### EXERCISE GOAL:
Reproduce every entry in the listing without alteration.

Dataset entries:

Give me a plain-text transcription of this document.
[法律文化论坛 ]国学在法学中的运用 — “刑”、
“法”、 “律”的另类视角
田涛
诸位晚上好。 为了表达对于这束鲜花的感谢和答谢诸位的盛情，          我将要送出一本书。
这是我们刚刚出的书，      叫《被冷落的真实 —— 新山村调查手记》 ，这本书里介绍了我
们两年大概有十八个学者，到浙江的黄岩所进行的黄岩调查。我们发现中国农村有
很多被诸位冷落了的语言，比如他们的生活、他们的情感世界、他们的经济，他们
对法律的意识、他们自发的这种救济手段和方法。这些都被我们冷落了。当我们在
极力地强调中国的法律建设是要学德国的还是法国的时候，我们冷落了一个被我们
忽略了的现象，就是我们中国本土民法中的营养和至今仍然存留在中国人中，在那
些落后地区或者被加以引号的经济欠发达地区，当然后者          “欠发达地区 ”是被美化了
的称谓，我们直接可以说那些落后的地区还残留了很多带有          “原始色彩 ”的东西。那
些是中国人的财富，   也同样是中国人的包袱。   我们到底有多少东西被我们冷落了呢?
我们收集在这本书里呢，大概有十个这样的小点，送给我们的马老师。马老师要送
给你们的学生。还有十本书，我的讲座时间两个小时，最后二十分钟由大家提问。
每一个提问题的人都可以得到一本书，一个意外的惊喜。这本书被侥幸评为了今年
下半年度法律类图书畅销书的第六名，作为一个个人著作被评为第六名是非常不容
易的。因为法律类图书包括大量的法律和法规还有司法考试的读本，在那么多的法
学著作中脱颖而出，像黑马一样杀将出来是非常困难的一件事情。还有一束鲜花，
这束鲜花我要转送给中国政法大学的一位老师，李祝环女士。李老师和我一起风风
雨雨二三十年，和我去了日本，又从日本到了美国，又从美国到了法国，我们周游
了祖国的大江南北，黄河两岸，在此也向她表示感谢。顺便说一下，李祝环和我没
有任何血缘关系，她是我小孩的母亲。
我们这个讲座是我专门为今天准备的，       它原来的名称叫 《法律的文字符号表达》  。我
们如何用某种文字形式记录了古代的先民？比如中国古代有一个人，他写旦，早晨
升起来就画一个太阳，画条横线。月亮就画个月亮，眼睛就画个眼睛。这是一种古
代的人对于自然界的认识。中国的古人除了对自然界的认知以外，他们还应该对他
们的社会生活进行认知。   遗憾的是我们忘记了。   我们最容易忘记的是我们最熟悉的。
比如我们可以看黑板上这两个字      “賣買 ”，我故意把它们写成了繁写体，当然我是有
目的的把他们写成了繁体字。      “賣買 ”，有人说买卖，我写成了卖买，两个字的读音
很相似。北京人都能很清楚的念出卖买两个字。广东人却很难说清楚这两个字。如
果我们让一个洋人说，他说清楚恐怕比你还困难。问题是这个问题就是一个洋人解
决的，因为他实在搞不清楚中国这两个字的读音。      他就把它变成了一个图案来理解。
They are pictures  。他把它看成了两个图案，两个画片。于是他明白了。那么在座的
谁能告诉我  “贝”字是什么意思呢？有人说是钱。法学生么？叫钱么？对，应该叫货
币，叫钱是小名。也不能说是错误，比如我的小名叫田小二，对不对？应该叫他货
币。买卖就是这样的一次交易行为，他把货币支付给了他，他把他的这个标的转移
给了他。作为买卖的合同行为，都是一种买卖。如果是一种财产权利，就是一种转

### FINISHED EXERCISE:
Give me a plain-text transcription of this document.
[法律文化论坛 ]国学在法学中的运用 — “刑”、
“法”、 “律”的另类视角
田涛
诸位晚上好。 为了表达对于这束鲜花的感谢和答谢诸位的盛情，          我将要送出一本书。
这是我们刚刚出的书，      叫《被冷落的真实 —— 新山村调查手记》 ，这本书里介绍了我
们两年大概有十八个学者，到浙江的黄岩所进行的黄岩调查。我们发现中国农村有
很多被诸位冷落了的语言，比如他们的生活、他们的情感世界、他们的经济，他们
对法律的意识、他们自发的这种救济手段和方法。这些都被我们冷落了。当我们在
极力地强调中国的法律建设是要学德国的还是法国的时候，我们冷落了一个被我们
忽略了的现象，就是我们中国本土民法中的营养和至今仍然存留在中国人中，在那
些落后地区或者被加以引号的经济欠发达地区，当然后者          “欠发达地区 ”是被美化了
的称谓，我们直接可以说那些落后的地区还残留了很多带有          “原始色彩 ”的东西。那
些是中国人的财富，   也同样是中国人的包袱。   我们到底有多少东西被我们冷落了呢?
我们收集在这本书里呢，大概有十个这样的小点，送给我们的马老师。马老师要送
给你们的学生。还有十本书，我的讲座时间两个小时，最后二十分钟由大家提问。
每一个提问题的人都可以得到一本书，一个意外的惊喜。这本书被侥幸评为了今年
下半年度法律类图书畅销书的第六名，作为一个个人著作被评为第六名是非常不容
易的。因为法律类图书包括大量的法律和法规还有司法考试的读本，在那么多的法
学著作中脱颖而出，像黑马一样杀将出来是非常困难的一件事情。还有一束鲜花，
这束鲜花我要转送给中国政法大学的一位老师，李祝环女士。李老师和我一起风风
雨雨二三十年，和我去了日本，又从日本到了美国，又从美国到了法国，我们周游
了祖国的大江南北，黄河两岸，在此也向她表示感谢。顺便说一下，李祝环和我没
有任何血缘关系，她是我小孩的母亲。
我们这个讲座是我专门为今天准备的，       它原来的名称叫 《法律的文字符号表达》  。我
们如何用某种文字形式记录了古代的先民？比如中国古代有一个人，他写旦，早晨
升起来就画一个太阳，画条横线。月亮就画个月亮，眼睛就画个眼睛。这是一种古
代的人对于自然界的认识。中国的古人除了对自然界的认知以外，他们还应该对他
们的社会生活进行认知。   遗憾的是我们忘记了。   我们最容易忘记的是我们最熟悉的。
比如我们可以看黑板上这两个字      “賣買 ”，我故意把它们写成了繁写体，当然我是有
目的的把他们写成了繁体字。      “賣買 ”，有人说买卖，我写成了卖买，两个字的读音
很相似。北京人都能很清楚的念出卖买两个字。广东人却很难说清楚这两个字。如
果我们让一个洋人说，他说清楚恐怕比你还困难。问题是这个问题就是一个洋人解
决的，因为他实在搞不清楚中国这两个字的读音。      他就把它变成了一个图案来理解。
They are pictures  。他把它看成了两个图案，两个画片。于是他明白了。那么在座的
谁能告诉我  “贝”字是什么意思呢？有人说是钱。法学生么？叫钱么？对，应该叫货
币，叫钱是小名。也不能说是错误，比如我的小名叫田小二，对不对？应该叫他货
币。买卖就是这样的一次交易行为，他把货币支付给了他，他把他的这个标的转移
给了他。作为买卖的合同行为，都是一种买卖。如果是一种财产权利，就是一种转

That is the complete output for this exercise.